START

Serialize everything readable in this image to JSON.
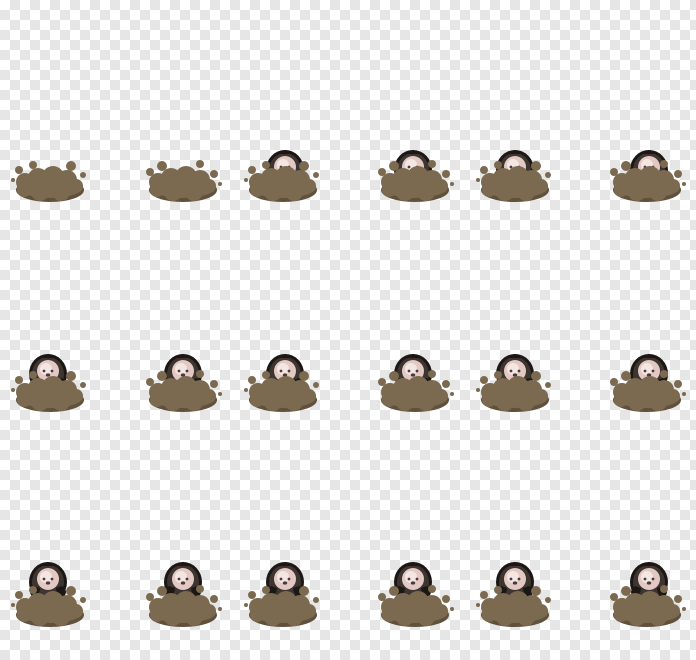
{
  "sprite_sheet": {
    "name": "mole-emerge",
    "colors": {
      "dirt": "#7b6a50",
      "dirt_shadow": "#5f513c",
      "mole_body": "#3d3530",
      "mole_outline": "#1c1714",
      "mole_face": "#e3c8c4",
      "mole_face_light": "#f3e6e3",
      "mole_eye": "#4a3a3a"
    },
    "frames": [
      {
        "row": 0,
        "col": 0,
        "mole_visible": false,
        "pose": "dirt-only"
      },
      {
        "row": 0,
        "col": 1,
        "mole_visible": false,
        "pose": "dirt-only"
      },
      {
        "row": 0,
        "col": 2,
        "mole_visible": true,
        "pose": "peek"
      },
      {
        "row": 0,
        "col": 3,
        "mole_visible": true,
        "pose": "peek"
      },
      {
        "row": 0,
        "col": 4,
        "mole_visible": true,
        "pose": "peek"
      },
      {
        "row": 0,
        "col": 5,
        "mole_visible": true,
        "pose": "peek"
      },
      {
        "row": 1,
        "col": 0,
        "mole_visible": true,
        "pose": "half"
      },
      {
        "row": 1,
        "col": 1,
        "mole_visible": true,
        "pose": "half"
      },
      {
        "row": 1,
        "col": 2,
        "mole_visible": true,
        "pose": "half"
      },
      {
        "row": 1,
        "col": 3,
        "mole_visible": true,
        "pose": "half"
      },
      {
        "row": 1,
        "col": 4,
        "mole_visible": true,
        "pose": "half"
      },
      {
        "row": 1,
        "col": 5,
        "mole_visible": true,
        "pose": "half"
      },
      {
        "row": 2,
        "col": 0,
        "mole_visible": true,
        "pose": "full"
      },
      {
        "row": 2,
        "col": 1,
        "mole_visible": true,
        "pose": "full"
      },
      {
        "row": 2,
        "col": 2,
        "mole_visible": true,
        "pose": "full"
      },
      {
        "row": 2,
        "col": 3,
        "mole_visible": true,
        "pose": "full"
      },
      {
        "row": 2,
        "col": 4,
        "mole_visible": true,
        "pose": "full"
      },
      {
        "row": 2,
        "col": 5,
        "mole_visible": true,
        "pose": "full"
      }
    ]
  }
}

END

**To be done:**
Word for word, quote the lines above. Omit the pictures.

**Solution:**
Serialize everything readable in this image to JSON.
{
  "sprite_sheet": {
    "name": "mole-emerge",
    "colors": {
      "dirt": "#7b6a50",
      "dirt_shadow": "#5f513c",
      "mole_body": "#3d3530",
      "mole_outline": "#1c1714",
      "mole_face": "#e3c8c4",
      "mole_face_light": "#f3e6e3",
      "mole_eye": "#4a3a3a"
    },
    "frames": [
      {
        "row": 0,
        "col": 0,
        "mole_visible": false,
        "pose": "dirt-only"
      },
      {
        "row": 0,
        "col": 1,
        "mole_visible": false,
        "pose": "dirt-only"
      },
      {
        "row": 0,
        "col": 2,
        "mole_visible": true,
        "pose": "peek"
      },
      {
        "row": 0,
        "col": 3,
        "mole_visible": true,
        "pose": "peek"
      },
      {
        "row": 0,
        "col": 4,
        "mole_visible": true,
        "pose": "peek"
      },
      {
        "row": 0,
        "col": 5,
        "mole_visible": true,
        "pose": "peek"
      },
      {
        "row": 1,
        "col": 0,
        "mole_visible": true,
        "pose": "half"
      },
      {
        "row": 1,
        "col": 1,
        "mole_visible": true,
        "pose": "half"
      },
      {
        "row": 1,
        "col": 2,
        "mole_visible": true,
        "pose": "half"
      },
      {
        "row": 1,
        "col": 3,
        "mole_visible": true,
        "pose": "half"
      },
      {
        "row": 1,
        "col": 4,
        "mole_visible": true,
        "pose": "half"
      },
      {
        "row": 1,
        "col": 5,
        "mole_visible": true,
        "pose": "half"
      },
      {
        "row": 2,
        "col": 0,
        "mole_visible": true,
        "pose": "full"
      },
      {
        "row": 2,
        "col": 1,
        "mole_visible": true,
        "pose": "full"
      },
      {
        "row": 2,
        "col": 2,
        "mole_visible": true,
        "pose": "full"
      },
      {
        "row": 2,
        "col": 3,
        "mole_visible": true,
        "pose": "full"
      },
      {
        "row": 2,
        "col": 4,
        "mole_visible": true,
        "pose": "full"
      },
      {
        "row": 2,
        "col": 5,
        "mole_visible": true,
        "pose": "full"
      }
    ]
  }
}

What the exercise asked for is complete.